── Entries ──

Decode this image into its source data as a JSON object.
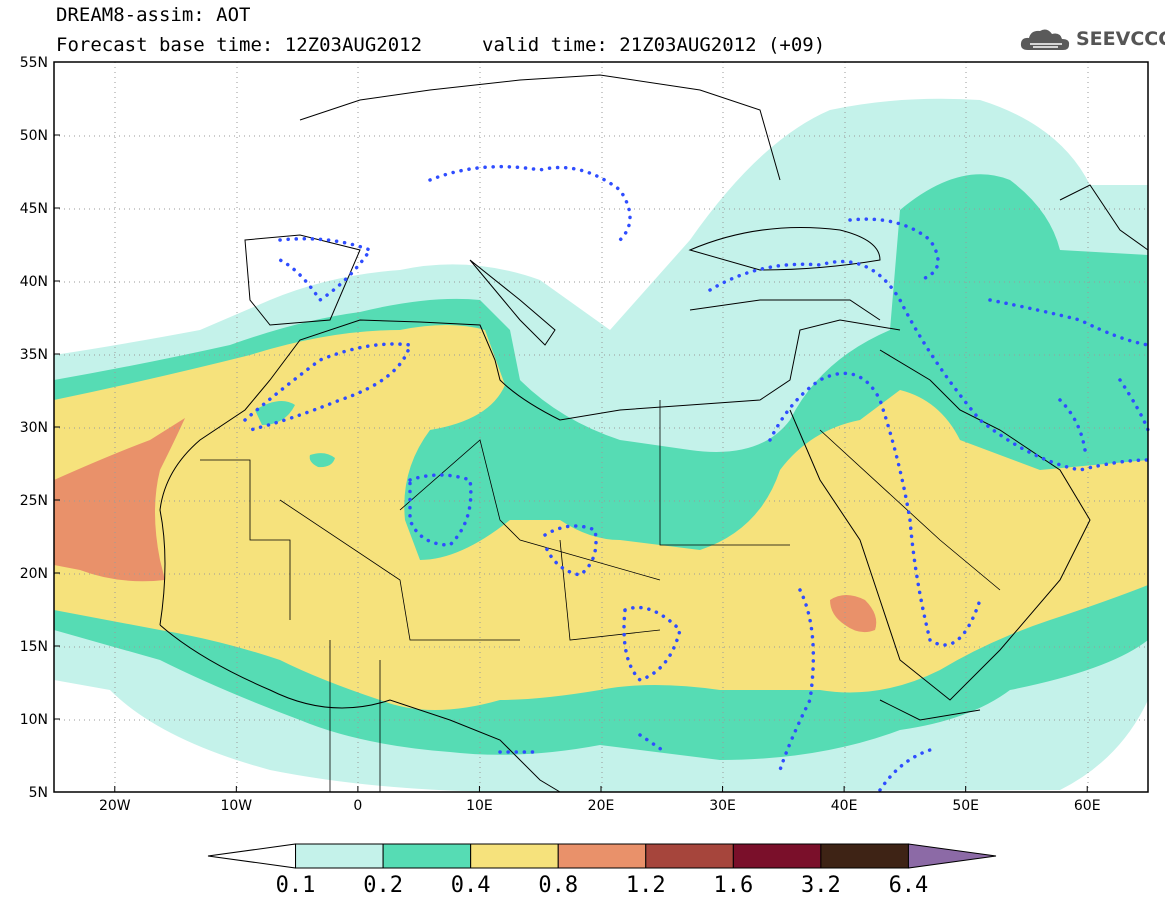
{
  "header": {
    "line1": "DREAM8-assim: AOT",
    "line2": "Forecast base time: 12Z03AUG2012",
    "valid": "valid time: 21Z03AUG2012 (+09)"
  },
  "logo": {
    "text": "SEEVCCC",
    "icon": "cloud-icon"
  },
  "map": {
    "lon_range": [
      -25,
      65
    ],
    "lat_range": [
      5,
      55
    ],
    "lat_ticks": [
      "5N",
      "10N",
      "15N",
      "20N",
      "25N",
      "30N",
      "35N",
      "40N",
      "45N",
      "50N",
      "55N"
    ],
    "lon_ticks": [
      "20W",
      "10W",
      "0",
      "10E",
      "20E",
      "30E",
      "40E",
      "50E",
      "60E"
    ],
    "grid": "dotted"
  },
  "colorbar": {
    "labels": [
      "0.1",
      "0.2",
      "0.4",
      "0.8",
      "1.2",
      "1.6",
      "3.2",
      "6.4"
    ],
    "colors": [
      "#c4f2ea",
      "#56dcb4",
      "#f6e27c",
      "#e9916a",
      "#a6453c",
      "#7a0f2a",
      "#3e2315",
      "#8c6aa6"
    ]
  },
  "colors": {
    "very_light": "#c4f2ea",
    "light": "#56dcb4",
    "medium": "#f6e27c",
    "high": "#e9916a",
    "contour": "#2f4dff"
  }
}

───

§ Exercise directions: Reproduce the entries above word for word. Pictures stay out.

§ Response to the task:
Decode this image into its source data as a JSON object.
{
  "header": {
    "line1": "DREAM8-assim: AOT",
    "line2": "Forecast base time: 12Z03AUG2012",
    "valid": "valid time: 21Z03AUG2012 (+09)"
  },
  "logo": {
    "text": "SEEVCCC",
    "icon": "cloud-icon"
  },
  "map": {
    "lon_range": [
      -25,
      65
    ],
    "lat_range": [
      5,
      55
    ],
    "lat_ticks": [
      "5N",
      "10N",
      "15N",
      "20N",
      "25N",
      "30N",
      "35N",
      "40N",
      "45N",
      "50N",
      "55N"
    ],
    "lon_ticks": [
      "20W",
      "10W",
      "0",
      "10E",
      "20E",
      "30E",
      "40E",
      "50E",
      "60E"
    ],
    "grid": "dotted"
  },
  "colorbar": {
    "labels": [
      "0.1",
      "0.2",
      "0.4",
      "0.8",
      "1.2",
      "1.6",
      "3.2",
      "6.4"
    ],
    "colors": [
      "#c4f2ea",
      "#56dcb4",
      "#f6e27c",
      "#e9916a",
      "#a6453c",
      "#7a0f2a",
      "#3e2315",
      "#8c6aa6"
    ]
  },
  "colors": {
    "very_light": "#c4f2ea",
    "light": "#56dcb4",
    "medium": "#f6e27c",
    "high": "#e9916a",
    "contour": "#2f4dff"
  }
}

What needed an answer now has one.